• [Dataset rows]:
■ ■ ■ ■

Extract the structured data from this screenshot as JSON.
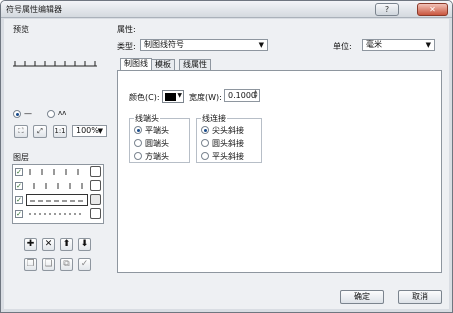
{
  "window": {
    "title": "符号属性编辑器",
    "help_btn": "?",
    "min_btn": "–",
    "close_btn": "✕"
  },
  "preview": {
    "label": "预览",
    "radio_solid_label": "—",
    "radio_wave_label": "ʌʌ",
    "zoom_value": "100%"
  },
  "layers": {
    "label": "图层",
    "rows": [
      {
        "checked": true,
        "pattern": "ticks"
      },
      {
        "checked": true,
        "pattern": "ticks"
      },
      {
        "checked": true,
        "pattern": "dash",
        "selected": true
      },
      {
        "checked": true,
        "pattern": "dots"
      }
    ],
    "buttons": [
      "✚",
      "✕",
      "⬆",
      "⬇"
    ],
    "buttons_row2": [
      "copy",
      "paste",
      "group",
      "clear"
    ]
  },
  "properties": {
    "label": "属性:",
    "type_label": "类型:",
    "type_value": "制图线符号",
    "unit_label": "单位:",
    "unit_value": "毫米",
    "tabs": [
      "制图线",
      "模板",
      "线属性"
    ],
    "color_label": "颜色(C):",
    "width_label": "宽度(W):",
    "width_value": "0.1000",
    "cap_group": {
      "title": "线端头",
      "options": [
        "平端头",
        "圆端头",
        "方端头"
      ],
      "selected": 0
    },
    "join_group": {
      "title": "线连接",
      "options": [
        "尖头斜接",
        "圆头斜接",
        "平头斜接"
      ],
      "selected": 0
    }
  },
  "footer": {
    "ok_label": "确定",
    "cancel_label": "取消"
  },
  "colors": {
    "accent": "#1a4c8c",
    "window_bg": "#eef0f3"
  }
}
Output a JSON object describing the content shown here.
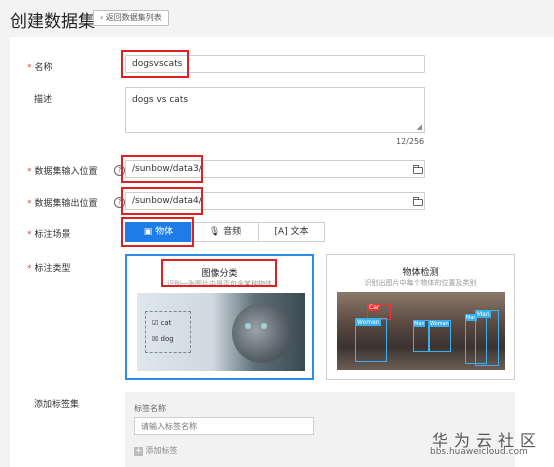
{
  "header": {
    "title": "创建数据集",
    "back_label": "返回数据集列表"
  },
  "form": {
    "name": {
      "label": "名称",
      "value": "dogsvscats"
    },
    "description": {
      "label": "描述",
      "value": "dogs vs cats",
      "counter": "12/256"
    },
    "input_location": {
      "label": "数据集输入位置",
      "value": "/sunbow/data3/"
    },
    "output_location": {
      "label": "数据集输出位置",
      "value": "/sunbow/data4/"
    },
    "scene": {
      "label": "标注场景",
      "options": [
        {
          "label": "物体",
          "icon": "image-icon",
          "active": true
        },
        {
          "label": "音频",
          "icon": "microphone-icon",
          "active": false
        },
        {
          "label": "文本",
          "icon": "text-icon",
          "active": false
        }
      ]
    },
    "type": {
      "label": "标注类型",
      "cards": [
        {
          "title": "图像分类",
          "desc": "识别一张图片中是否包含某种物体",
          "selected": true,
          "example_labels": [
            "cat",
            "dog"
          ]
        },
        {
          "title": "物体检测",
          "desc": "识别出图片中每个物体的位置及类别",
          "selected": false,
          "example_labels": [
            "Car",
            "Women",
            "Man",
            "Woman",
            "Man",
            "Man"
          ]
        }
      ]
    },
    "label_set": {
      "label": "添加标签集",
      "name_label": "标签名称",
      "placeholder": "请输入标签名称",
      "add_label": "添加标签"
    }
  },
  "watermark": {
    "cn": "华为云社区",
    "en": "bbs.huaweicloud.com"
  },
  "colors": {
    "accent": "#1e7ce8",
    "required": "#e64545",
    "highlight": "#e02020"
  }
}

■ ■ ■ ■

• [Brief]:
Write out every record above exactly as it stands, but leave out the pictures.

• [Answer to the exercise]:
Extract the structured data from this screenshot as JSON.
{
  "window": {
    "title": "符号属性编辑器",
    "help_btn": "?",
    "min_btn": "–",
    "close_btn": "✕"
  },
  "preview": {
    "label": "预览",
    "radio_solid_label": "—",
    "radio_wave_label": "ʌʌ",
    "zoom_value": "100%"
  },
  "layers": {
    "label": "图层",
    "rows": [
      {
        "checked": true,
        "pattern": "ticks"
      },
      {
        "checked": true,
        "pattern": "ticks"
      },
      {
        "checked": true,
        "pattern": "dash",
        "selected": true
      },
      {
        "checked": true,
        "pattern": "dots"
      }
    ],
    "buttons": [
      "✚",
      "✕",
      "⬆",
      "⬇"
    ],
    "buttons_row2": [
      "copy",
      "paste",
      "group",
      "clear"
    ]
  },
  "properties": {
    "label": "属性:",
    "type_label": "类型:",
    "type_value": "制图线符号",
    "unit_label": "单位:",
    "unit_value": "毫米",
    "tabs": [
      "制图线",
      "模板",
      "线属性"
    ],
    "color_label": "颜色(C):",
    "width_label": "宽度(W):",
    "width_value": "0.1000",
    "cap_group": {
      "title": "线端头",
      "options": [
        "平端头",
        "圆端头",
        "方端头"
      ],
      "selected": 0
    },
    "join_group": {
      "title": "线连接",
      "options": [
        "尖头斜接",
        "圆头斜接",
        "平头斜接"
      ],
      "selected": 0
    }
  },
  "footer": {
    "ok_label": "确定",
    "cancel_label": "取消"
  },
  "colors": {
    "accent": "#1a4c8c",
    "window_bg": "#eef0f3"
  }
}
Output a JSON object describing the content shown here.
{
  "header": {
    "title": "创建数据集",
    "back_label": "返回数据集列表"
  },
  "form": {
    "name": {
      "label": "名称",
      "value": "dogsvscats"
    },
    "description": {
      "label": "描述",
      "value": "dogs vs cats",
      "counter": "12/256"
    },
    "input_location": {
      "label": "数据集输入位置",
      "value": "/sunbow/data3/"
    },
    "output_location": {
      "label": "数据集输出位置",
      "value": "/sunbow/data4/"
    },
    "scene": {
      "label": "标注场景",
      "options": [
        {
          "label": "物体",
          "icon": "image-icon",
          "active": true
        },
        {
          "label": "音频",
          "icon": "microphone-icon",
          "active": false
        },
        {
          "label": "文本",
          "icon": "text-icon",
          "active": false
        }
      ]
    },
    "type": {
      "label": "标注类型",
      "cards": [
        {
          "title": "图像分类",
          "desc": "识别一张图片中是否包含某种物体",
          "selected": true,
          "example_labels": [
            "cat",
            "dog"
          ]
        },
        {
          "title": "物体检测",
          "desc": "识别出图片中每个物体的位置及类别",
          "selected": false,
          "example_labels": [
            "Car",
            "Women",
            "Man",
            "Woman",
            "Man",
            "Man"
          ]
        }
      ]
    },
    "label_set": {
      "label": "添加标签集",
      "name_label": "标签名称",
      "placeholder": "请输入标签名称",
      "add_label": "添加标签"
    }
  },
  "watermark": {
    "cn": "华为云社区",
    "en": "bbs.huaweicloud.com"
  },
  "colors": {
    "accent": "#1e7ce8",
    "required": "#e64545",
    "highlight": "#e02020"
  }
}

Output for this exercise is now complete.